>>>>>

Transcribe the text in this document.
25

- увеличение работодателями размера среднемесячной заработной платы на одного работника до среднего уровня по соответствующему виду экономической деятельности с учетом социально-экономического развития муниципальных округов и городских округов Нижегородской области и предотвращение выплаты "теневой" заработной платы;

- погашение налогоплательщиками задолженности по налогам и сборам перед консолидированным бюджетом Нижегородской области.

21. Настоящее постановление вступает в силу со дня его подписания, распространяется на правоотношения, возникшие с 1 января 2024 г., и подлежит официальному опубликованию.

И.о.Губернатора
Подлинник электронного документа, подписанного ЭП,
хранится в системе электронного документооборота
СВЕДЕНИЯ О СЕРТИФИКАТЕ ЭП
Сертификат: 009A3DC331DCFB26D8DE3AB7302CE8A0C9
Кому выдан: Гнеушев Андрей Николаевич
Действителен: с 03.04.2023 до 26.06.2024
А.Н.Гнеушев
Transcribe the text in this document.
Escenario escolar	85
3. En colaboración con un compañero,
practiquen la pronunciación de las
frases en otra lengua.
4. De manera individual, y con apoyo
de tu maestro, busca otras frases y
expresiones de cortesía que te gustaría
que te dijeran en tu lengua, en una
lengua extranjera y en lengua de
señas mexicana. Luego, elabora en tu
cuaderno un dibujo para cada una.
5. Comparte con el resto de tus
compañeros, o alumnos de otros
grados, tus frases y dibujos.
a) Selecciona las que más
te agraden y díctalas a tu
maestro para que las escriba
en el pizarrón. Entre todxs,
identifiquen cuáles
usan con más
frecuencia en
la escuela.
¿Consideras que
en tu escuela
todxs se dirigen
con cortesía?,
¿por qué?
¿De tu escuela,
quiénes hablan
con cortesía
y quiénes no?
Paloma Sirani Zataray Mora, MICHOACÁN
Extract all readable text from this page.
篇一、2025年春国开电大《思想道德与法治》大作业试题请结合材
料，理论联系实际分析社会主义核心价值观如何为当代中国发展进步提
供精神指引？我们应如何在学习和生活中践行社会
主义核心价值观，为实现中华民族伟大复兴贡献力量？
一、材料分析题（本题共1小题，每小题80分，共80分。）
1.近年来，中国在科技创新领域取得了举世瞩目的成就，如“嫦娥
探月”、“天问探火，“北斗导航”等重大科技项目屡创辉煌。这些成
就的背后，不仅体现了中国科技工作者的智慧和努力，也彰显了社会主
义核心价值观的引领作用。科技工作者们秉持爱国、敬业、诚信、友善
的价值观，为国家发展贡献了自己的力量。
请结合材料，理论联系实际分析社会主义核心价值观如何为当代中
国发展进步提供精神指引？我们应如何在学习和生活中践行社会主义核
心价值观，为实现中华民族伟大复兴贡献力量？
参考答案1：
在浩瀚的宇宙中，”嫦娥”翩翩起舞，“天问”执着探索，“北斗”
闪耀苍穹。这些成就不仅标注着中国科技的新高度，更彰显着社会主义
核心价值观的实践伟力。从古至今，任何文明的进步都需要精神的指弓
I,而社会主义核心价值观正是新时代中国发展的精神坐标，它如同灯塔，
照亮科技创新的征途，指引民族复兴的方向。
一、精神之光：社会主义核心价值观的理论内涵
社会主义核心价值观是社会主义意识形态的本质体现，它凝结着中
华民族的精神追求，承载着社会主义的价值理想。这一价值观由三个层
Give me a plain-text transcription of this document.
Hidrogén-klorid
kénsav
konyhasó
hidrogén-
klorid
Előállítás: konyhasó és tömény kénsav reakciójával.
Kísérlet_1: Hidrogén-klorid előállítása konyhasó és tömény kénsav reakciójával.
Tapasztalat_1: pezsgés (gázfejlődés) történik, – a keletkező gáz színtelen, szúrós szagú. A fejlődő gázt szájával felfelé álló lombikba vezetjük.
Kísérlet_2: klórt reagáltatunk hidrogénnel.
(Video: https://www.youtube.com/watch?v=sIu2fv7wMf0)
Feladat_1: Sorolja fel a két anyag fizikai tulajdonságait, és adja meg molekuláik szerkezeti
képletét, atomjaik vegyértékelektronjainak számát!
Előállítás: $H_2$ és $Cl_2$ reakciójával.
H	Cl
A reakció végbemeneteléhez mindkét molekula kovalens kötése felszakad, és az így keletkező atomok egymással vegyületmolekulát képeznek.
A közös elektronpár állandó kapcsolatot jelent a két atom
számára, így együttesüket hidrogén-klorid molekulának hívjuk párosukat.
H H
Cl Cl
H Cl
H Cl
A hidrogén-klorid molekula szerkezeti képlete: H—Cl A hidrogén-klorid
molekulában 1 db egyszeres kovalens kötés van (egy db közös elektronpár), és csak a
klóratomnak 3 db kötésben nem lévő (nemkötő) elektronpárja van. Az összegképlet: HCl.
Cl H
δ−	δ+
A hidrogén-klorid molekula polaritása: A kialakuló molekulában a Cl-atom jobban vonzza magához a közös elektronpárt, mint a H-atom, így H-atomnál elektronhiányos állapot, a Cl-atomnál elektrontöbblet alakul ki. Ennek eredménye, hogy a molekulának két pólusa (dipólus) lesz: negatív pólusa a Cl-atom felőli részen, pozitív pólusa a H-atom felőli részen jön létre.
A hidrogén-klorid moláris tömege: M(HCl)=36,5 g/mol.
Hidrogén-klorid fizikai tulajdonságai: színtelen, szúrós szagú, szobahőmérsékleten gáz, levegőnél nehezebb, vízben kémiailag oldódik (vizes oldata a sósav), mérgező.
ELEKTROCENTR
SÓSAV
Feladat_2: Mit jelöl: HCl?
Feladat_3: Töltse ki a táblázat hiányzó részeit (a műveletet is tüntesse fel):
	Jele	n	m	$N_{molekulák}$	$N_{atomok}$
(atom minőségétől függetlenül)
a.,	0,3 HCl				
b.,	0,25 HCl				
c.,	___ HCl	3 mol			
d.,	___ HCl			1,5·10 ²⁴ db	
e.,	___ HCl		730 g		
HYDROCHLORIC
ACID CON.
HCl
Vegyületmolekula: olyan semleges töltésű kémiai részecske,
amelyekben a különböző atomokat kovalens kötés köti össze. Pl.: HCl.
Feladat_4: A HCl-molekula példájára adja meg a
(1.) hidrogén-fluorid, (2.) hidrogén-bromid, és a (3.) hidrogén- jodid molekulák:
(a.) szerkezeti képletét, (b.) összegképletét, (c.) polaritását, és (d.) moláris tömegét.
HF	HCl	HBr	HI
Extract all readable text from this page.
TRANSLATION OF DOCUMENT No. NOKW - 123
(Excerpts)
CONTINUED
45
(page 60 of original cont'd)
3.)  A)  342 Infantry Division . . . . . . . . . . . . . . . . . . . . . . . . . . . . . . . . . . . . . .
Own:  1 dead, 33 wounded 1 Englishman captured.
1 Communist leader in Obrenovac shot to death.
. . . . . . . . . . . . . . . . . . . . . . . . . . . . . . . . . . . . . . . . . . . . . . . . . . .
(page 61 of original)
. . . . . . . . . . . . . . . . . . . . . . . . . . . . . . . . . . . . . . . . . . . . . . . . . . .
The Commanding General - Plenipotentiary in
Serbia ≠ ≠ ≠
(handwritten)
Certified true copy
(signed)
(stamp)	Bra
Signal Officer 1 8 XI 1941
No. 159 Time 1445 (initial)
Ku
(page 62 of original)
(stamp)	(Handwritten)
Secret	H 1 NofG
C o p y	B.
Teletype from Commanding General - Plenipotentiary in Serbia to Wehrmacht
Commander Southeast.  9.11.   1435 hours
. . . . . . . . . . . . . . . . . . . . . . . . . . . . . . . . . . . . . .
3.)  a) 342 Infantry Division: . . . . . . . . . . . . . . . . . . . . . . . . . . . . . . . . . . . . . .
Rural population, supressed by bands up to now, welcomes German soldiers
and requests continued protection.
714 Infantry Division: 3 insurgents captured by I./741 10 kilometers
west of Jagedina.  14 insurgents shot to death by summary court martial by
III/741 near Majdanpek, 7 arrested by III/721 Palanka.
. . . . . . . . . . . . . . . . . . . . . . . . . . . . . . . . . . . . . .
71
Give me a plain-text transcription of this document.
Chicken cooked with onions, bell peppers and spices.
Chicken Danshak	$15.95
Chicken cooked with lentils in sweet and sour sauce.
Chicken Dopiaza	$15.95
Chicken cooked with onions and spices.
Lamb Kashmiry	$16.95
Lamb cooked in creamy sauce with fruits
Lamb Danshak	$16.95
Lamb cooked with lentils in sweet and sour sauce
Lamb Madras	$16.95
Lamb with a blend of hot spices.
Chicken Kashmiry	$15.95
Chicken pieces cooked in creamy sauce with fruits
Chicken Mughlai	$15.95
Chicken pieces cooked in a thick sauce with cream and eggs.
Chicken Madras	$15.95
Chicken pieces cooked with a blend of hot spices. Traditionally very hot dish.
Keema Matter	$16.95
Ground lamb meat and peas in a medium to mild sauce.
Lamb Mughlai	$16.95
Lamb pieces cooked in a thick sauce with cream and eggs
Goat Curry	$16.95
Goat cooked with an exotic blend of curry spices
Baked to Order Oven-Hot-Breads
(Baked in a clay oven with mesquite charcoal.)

<<<<<

Exercise details ->
Locate the lines above that hold the word "Madras". Show every one of them.

Task answer ->
Lamb Madras	$16.95
Chicken Madras	$15.95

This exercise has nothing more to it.